**What to work on**
Render every line of the material below as a JSON list of strings, one string per line, omitting any blank lines.
** START **
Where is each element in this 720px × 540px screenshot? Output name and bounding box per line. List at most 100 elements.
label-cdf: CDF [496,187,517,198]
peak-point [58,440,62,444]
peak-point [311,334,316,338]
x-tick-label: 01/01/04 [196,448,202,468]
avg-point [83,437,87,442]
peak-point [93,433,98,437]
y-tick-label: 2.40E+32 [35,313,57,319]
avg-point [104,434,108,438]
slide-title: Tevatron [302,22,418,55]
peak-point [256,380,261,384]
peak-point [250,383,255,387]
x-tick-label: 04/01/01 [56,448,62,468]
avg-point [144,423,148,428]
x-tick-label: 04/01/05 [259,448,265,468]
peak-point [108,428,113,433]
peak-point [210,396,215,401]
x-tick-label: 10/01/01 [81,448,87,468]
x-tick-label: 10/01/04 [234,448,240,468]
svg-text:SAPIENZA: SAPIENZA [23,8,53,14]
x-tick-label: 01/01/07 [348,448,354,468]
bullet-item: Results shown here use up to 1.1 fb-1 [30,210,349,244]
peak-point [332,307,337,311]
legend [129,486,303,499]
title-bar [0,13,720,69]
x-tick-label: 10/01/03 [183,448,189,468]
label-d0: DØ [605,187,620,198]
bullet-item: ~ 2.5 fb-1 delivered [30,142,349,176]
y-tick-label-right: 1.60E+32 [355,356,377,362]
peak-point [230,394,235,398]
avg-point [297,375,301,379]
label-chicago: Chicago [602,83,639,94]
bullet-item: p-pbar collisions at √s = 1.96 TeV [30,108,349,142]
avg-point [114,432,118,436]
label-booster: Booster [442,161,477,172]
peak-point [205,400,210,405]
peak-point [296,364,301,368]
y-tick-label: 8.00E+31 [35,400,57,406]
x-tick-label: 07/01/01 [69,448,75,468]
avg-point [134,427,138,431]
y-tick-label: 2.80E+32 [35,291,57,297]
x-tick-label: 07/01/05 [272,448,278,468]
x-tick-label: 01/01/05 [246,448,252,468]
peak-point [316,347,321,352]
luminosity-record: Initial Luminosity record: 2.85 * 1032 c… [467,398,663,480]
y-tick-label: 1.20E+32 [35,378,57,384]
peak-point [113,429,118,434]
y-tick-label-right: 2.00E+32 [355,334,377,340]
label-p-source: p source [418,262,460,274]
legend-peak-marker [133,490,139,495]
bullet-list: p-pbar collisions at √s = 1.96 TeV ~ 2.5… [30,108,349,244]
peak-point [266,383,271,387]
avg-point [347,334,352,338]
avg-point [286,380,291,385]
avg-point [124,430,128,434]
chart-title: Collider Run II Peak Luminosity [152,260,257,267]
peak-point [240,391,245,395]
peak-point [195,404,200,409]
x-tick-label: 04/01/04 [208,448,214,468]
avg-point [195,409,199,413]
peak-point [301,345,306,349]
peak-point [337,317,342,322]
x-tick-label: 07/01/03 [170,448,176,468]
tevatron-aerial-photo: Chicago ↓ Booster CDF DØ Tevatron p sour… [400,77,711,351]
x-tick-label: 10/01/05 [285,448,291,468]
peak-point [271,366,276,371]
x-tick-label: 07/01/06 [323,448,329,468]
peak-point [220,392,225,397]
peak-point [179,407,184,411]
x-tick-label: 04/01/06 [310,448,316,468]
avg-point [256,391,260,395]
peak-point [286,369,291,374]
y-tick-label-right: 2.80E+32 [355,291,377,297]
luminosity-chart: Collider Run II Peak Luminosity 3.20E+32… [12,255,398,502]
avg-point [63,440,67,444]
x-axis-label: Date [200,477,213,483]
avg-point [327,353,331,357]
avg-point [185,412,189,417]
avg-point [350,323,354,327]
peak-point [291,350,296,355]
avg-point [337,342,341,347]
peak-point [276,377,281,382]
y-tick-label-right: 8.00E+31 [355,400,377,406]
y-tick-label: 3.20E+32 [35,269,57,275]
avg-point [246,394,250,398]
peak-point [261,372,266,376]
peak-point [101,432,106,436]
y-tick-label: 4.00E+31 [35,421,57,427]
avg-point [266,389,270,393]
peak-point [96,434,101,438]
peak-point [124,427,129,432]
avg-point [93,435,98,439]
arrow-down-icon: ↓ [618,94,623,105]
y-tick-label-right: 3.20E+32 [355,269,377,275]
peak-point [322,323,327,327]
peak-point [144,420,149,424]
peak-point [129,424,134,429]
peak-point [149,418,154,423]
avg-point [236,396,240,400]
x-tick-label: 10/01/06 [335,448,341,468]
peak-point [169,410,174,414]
** END **
**Final result**
[
  "Where is each element in this 720px × 540px screenshot? Output name and bounding box per line. List at most 100 elements.",
  "label-cdf: CDF [496,187,517,198]",
  "peak-point [58,440,62,444]",
  "peak-point [311,334,316,338]",
  "x-tick-label: 01/01/04 [196,448,202,468]",
  "avg-point [83,437,87,442]",
  "peak-point [93,433,98,437]",
  "y-tick-label: 2.40E+32 [35,313,57,319]",
  "avg-point [104,434,108,438]",
  "slide-title: Tevatron [302,22,418,55]",
  "peak-point [256,380,261,384]",
  "peak-point [250,383,255,387]",
  "x-tick-label: 04/01/01 [56,448,62,468]",
  "avg-point [144,423,148,428]",
  "x-tick-label: 04/01/05 [259,448,265,468]",
  "peak-point [108,428,113,433]",
  "peak-point [210,396,215,401]",
  "x-tick-label: 10/01/01 [81,448,87,468]",
  "x-tick-label: 10/01/04 [234,448,240,468]",
  "svg-text:SAPIENZA: SAPIENZA [23,8,53,14]",
  "x-tick-label: 01/01/07 [348,448,354,468]",
  "bullet-item: Results shown here use up to 1.1 fb-1 [30,210,349,244]",
  "peak-point [332,307,337,311]",
  "legend [129,486,303,499]",
  "title-bar [0,13,720,69]",
  "x-tick-label: 10/01/03 [183,448,189,468]",
  "label-d0: DØ [605,187,620,198]",
  "bullet-item: ~ 2.5 fb-1 delivered [30,142,349,176]",
  "y-tick-label-right: 1.60E+32 [355,356,377,362]",
  "peak-point [230,394,235,398]",
  "avg-point [297,375,301,379]",
  "label-chicago: Chicago [602,83,639,94]",
  "bullet-item: p-pbar collisions at √s = 1.96 TeV [30,108,349,142]",
  "avg-point [114,432,118,436]",
  "label-booster: Booster [442,161,477,172]",
  "peak-point [205,400,210,405]",
  "peak-point [296,364,301,368]",
  "y-tick-label: 8.00E+31 [35,400,57,406]",
  "x-tick-label: 07/01/01 [69,448,75,468]",
  "avg-point [134,427,138,431]",
  "y-tick-label: 2.80E+32 [35,291,57,297]",
  "x-tick-label: 07/01/05 [272,448,278,468]",
  "x-tick-label: 01/01/05 [246,448,252,468]",
  "peak-point [316,347,321,352]",
  "luminosity-record: Initial Luminosity record: 2.85 * 1032 c… [467,398,663,480]",
  "y-tick-label: 1.20E+32 [35,378,57,384]",
  "peak-point [113,429,118,434]",
  "y-tick-label-right: 2.00E+32 [355,334,377,340]",
  "label-p-source: p source [418,262,460,274]",
  "legend-peak-marker [133,490,139,495]",
  "bullet-list: p-pbar collisions at √s = 1.96 TeV ~ 2.5… [30,108,349,244]",
  "peak-point [266,383,271,387]",
  "avg-point [347,334,352,338]",
  "avg-point [286,380,291,385]",
  "avg-point [124,430,128,434]",
  "chart-title: Collider Run II Peak Luminosity [152,260,257,267]",
  "peak-point [240,391,245,395]",
  "peak-point [195,404,200,409]",
  "x-tick-label: 04/01/04 [208,448,214,468]",
  "avg-point [195,409,199,413]",
  "peak-point [301,345,306,349]",
  "peak-point [337,317,342,322]",
  "x-tick-label: 07/01/03 [170,448,176,468]",
  "tevatron-aerial-photo: Chicago ↓ Booster CDF DØ Tevatron p sour… [400,77,711,351]",
  "x-tick-label: 10/01/05 [285,448,291,468]",
  "peak-point [271,366,276,371]",
  "x-tick-label: 07/01/06 [323,448,329,468]",
  "peak-point [220,392,225,397]",
  "peak-point [179,407,184,411]",
  "x-tick-label: 04/01/06 [310,448,316,468]",
  "avg-point [256,391,260,395]",
  "peak-point [286,369,291,374]",
  "y-tick-label-right: 2.80E+32 [355,291,377,297]",
  "luminosity-chart: Collider Run II Peak Luminosity 3.20E+32… [12,255,398,502]",
  "avg-point [63,440,67,444]",
  "x-axis-label: Date [200,477,213,483]",
  "avg-point [327,353,331,357]",
  "avg-point [185,412,189,417]",
  "avg-point [350,323,354,327]",
  "peak-point [291,350,296,355]",
  "avg-point [337,342,341,347]",
  "peak-point [276,377,281,382]",
  "y-tick-label-right: 8.00E+31 [355,400,377,406]",
  "y-tick-label: 3.20E+32 [35,269,57,275]",
  "avg-point [246,394,250,398]",
  "peak-point [261,372,266,376]",
  "peak-point [101,432,106,436]",
  "y-tick-label: 4.00E+31 [35,421,57,427]",
  "avg-point [266,389,270,393]",
  "peak-point [96,434,101,438]",
  "peak-point [124,427,129,432]",
  "avg-point [93,435,98,439]",
  "arrow-down-icon: ↓ [618,94,623,105]",
  "y-tick-label-right: 3.20E+32 [355,269,377,275]",
  "peak-point [322,323,327,327]",
  "peak-point [144,420,149,424]",
  "peak-point [129,424,134,429]",
  "peak-point [149,418,154,423]",
  "avg-point [236,396,240,400]",
  "x-tick-label: 10/01/06 [335,448,341,468]",
  "peak-point [169,410,174,414]"
]